> [SET TASKS]
a - Answer these questions about the Fort Wilderness forum thread.
(i) What sticker does the post signed by Phillip say is on the fiver?
(ii) How many days did the Williams Family spend at the campground?
(iii) What weather is reported in the post about returning home from Ft Wilderness?
b - Write out the portion of the Fort Wilderness forum thread starting with "Yeah, weekday camping" and going on through "first for me.".
c - Continue the Fort Wilderness forum thread from the point at which it stops.

> [TEXT EXTRACT]
# # # # #

# Disney/ft Wilderness



## jdpm (Apr 12, 2007)

Headed out to Mickey Camp this weekend. As always, we will be riding our bikes around Fort Wilderness looking or other Outbacks. 
Safe travel to all who might be on the road this weekend. John and Phillip


----------



## Sayonara (Jul 23, 2007)

Travel safe guys !! Enjoy!!

Now that you mention it, we need to start making our Ft Wilderness plans for next year.


----------



## jdpm (Apr 12, 2007)

Better get on it! WE have made all of ours for 2010. They recetly released the 2010 dates for booking. phillip


----------



## One State At A Time (Aug 10, 2009)

I will be there this coming weekend also, Youngest DD Birthday Oct 6 So we making a quick trip down, Maybe We will see you there...

Safe Travels to all!!!


----------



## jdpm (Apr 12, 2007)

One State At A Time said:


> I will be there this coming weekend also, Youngest DD Birthday Oct 6 So we making a quick trip down, Maybe We will see you there...
> 
> Safe Travels to all!!!


We will look for you, for sure. If you see us first, please stop and say hello. We do have an Outbackers.com sticker on the fiver. Have a good trip down. Phillip


----------



## JerseyGirl86 (Mar 30, 2009)

Gosh I love Disney! Wish so much we could go again! I'll be wishing even more when the temps are in the 40's here in a few months!









Hey! By then it will be Christmas time!







Awww, look how pretty that looks...


----------



## clarkely (Sep 15, 2008)

have a safe fun trip!!!


----------



## Williams Family (Mar 10, 2009)

jdpm said:


> Headed out to Mickey Camp this weekend. As always, we will be riding our bikes around Fort Wilderness looking or other Outbacks.
> Safe travel to all who might be on the road this weekend. John and Phillip


Just got back last Saturday from 7 days here. I really enjoyed the campground. It was less than 1/3rd full until the Friday before we left and then people started coming in. Hope you enjoy it as much as we did.


----------



## 5th Time Around (Jul 8, 2008)

Williams Family said:


> Headed out to Mickey Camp this weekend. As always, we will be riding our bikes around Fort Wilderness looking or other Outbacks.
> Safe travel to all who might be on the road this weekend. John and Phillip


Just got back last Saturday from 7 days here. I really enjoyed the campground. It was less than 1/3rd full until the Friday before we left and then people started coming in. Hope you enjoy it as much as we did.
[/quote]

Yeah, weekday camping is the best!!!! But alas some of us work normal M - F hours. I would love to see Ft Wildnerss almost empty, that would be a first for me.


----------



## jdpm (Apr 12, 2007)

Today, we returned home from our weekend at Ft wilderness. Awesome weather and a big, bright, full moon.

# # # # #

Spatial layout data
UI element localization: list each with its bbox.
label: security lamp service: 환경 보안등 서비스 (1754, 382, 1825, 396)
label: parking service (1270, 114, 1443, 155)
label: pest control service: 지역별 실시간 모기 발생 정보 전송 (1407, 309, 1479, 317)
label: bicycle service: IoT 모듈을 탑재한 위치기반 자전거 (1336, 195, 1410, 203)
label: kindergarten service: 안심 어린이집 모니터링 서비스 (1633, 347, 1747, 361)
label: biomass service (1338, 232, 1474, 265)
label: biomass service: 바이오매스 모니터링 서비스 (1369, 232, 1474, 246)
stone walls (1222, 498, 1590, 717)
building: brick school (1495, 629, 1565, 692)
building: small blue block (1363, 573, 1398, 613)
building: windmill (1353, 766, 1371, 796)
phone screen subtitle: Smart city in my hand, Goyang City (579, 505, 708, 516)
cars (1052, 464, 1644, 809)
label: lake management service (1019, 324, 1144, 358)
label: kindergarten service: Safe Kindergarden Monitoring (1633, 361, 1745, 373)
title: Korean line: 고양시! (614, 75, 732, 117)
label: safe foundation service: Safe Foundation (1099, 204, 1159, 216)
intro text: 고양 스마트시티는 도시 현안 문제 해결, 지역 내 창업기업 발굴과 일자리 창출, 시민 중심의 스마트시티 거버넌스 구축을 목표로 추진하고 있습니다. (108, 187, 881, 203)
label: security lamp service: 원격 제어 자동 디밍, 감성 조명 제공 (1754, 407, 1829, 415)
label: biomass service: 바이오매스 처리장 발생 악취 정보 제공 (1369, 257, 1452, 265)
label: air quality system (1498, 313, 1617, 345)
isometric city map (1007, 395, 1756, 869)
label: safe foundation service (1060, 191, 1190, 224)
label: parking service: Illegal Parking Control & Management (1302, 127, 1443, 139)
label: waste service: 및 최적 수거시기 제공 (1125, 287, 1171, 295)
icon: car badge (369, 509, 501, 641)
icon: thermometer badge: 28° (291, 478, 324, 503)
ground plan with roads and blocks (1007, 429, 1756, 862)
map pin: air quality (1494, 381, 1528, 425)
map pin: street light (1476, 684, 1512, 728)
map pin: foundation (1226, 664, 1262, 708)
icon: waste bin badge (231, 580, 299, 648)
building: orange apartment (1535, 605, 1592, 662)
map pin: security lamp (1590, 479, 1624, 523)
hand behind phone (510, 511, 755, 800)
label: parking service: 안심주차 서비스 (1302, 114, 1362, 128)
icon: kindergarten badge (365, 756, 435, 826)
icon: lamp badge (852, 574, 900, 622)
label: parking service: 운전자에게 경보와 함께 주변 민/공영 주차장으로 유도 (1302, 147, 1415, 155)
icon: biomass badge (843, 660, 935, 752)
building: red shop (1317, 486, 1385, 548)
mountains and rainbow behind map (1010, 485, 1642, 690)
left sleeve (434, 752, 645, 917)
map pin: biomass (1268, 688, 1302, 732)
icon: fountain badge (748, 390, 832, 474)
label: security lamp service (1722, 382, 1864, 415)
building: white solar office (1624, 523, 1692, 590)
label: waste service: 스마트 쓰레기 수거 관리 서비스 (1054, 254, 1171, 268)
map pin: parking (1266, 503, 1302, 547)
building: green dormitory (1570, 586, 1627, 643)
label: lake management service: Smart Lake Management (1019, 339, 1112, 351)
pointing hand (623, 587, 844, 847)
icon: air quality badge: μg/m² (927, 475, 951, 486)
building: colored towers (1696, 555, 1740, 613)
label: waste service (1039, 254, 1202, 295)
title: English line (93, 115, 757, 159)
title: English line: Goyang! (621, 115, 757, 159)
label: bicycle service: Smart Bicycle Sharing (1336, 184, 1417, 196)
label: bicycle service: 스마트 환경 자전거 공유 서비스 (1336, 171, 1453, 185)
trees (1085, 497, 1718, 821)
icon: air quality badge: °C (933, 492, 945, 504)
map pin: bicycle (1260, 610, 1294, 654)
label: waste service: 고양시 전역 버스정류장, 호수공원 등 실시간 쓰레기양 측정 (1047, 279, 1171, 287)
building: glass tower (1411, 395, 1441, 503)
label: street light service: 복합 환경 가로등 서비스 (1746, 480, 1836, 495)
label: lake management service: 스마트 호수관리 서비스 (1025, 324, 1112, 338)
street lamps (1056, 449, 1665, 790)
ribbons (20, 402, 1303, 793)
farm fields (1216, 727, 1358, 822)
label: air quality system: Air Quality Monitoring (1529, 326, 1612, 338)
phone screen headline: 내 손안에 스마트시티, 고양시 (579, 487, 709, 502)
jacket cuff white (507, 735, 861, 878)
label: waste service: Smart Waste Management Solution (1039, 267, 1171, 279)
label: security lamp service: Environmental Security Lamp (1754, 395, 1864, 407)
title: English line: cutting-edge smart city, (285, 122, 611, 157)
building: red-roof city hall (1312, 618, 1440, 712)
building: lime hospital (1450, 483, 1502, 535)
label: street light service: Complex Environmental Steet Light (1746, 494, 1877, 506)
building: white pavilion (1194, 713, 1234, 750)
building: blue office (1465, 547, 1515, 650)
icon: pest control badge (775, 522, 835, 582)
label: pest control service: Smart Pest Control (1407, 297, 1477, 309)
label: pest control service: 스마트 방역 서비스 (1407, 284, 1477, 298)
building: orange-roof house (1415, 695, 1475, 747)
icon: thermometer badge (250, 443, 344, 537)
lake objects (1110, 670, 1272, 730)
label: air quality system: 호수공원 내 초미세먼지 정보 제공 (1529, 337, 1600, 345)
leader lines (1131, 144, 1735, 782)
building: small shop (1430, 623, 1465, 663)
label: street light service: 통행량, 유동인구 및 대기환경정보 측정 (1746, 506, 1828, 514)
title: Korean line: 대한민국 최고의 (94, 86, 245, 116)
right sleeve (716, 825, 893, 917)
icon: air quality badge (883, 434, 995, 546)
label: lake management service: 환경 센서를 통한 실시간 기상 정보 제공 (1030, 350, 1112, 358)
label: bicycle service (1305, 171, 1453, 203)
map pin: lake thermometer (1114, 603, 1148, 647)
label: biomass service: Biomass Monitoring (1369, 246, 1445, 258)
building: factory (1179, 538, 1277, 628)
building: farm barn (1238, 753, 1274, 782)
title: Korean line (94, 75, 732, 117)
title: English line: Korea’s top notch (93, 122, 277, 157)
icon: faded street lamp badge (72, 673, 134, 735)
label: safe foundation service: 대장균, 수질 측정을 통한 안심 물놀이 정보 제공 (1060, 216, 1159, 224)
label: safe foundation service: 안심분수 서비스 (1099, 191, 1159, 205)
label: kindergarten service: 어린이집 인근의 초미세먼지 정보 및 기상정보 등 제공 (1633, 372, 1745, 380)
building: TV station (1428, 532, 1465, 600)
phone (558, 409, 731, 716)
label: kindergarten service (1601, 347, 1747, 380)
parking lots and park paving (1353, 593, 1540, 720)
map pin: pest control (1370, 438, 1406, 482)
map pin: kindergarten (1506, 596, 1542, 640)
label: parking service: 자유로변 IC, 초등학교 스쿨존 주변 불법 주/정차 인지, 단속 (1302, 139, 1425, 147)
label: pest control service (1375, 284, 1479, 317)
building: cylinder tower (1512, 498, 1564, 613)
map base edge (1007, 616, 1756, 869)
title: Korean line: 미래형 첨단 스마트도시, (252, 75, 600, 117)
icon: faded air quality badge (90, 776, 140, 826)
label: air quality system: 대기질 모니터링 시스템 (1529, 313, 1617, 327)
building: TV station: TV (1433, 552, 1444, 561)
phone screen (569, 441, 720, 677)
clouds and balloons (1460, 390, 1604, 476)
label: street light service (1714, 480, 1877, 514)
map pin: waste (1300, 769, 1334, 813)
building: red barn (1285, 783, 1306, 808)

# # # # #

> [RESPONSES TO THE EXERCISE]
a -
(i) An Outbackers.com sticker.
(ii) 7 days.
(iii) Awesome weather and a big, bright, full moon.

b -
Yeah, weekday camping is the best!!!! But alas some of us work normal M - F hours. I would love to see Ft Wildnerss almost empty, that would be a first for me.

c -
We saw about 5 other Outback rvs there but no Outbackers.com stickers. Nor did we see anyone around the rvs. So we missed "One State at a Time", too! 
We will be back for Halloween weekend. John and Phillip


----------



## One State At A Time (Aug 10, 2009)

jdpm said:


> Today, we returned home from our weekend at Ft wilderness. Awesome weather and a big, bright, full moon.
> We saw about 5 other Outback rvs there but no Outbackers.com stickers. Nor did we see anyone around the rvs. So we missed "One State at a Time", too!
> We will be back for Halloween weekend. John and Phillip


John, sorry we missed you we are in the 900 loop, we didn't arrive till late Saturday. Still here trying to take advantage of the extended hours at magic kingdom
maybe next time 
One state


----------



## LILLUKIE (Jan 10, 2005)

We will be leaving Syracuse NY on Wed. Oct. 21st arriving for check in on Saturday and Staying thru Nov. 1. So we can take it all in. We have stickers hope to see some other OUTBACKERS.


----------



## jdpm (Apr 12, 2007)

We will be back there for Hallowen weekend. We arrive FRI and leave on Sunday. We will keep an eye out for you guys. Phillip and John


----------



## jdpm (Apr 12, 2007)

LILLUKIE said:


> We will be leaving Syracuse NY on Wed. Oct. 21st arriving for check in on Saturday and Staying thru Nov. 1. So we can take it all in. We have stickers hope to see some other OUTBACKERS.


Sorry John and I missed you guys. We rode our bikes by about 10 times but never saw anyone around your site. If the truck was there, the golf was gone or visa versa! We were parked in the 1700 loop.
I hope you had a great time. We did. Safe travels back up to NY. phillip and john


----------



## Dub (Dec 8, 2008)

I already want to go back, we were in the 700 loop, not sure if I'll pay for a preferred loop again, get a cheaper loop and bring a golf cart from home.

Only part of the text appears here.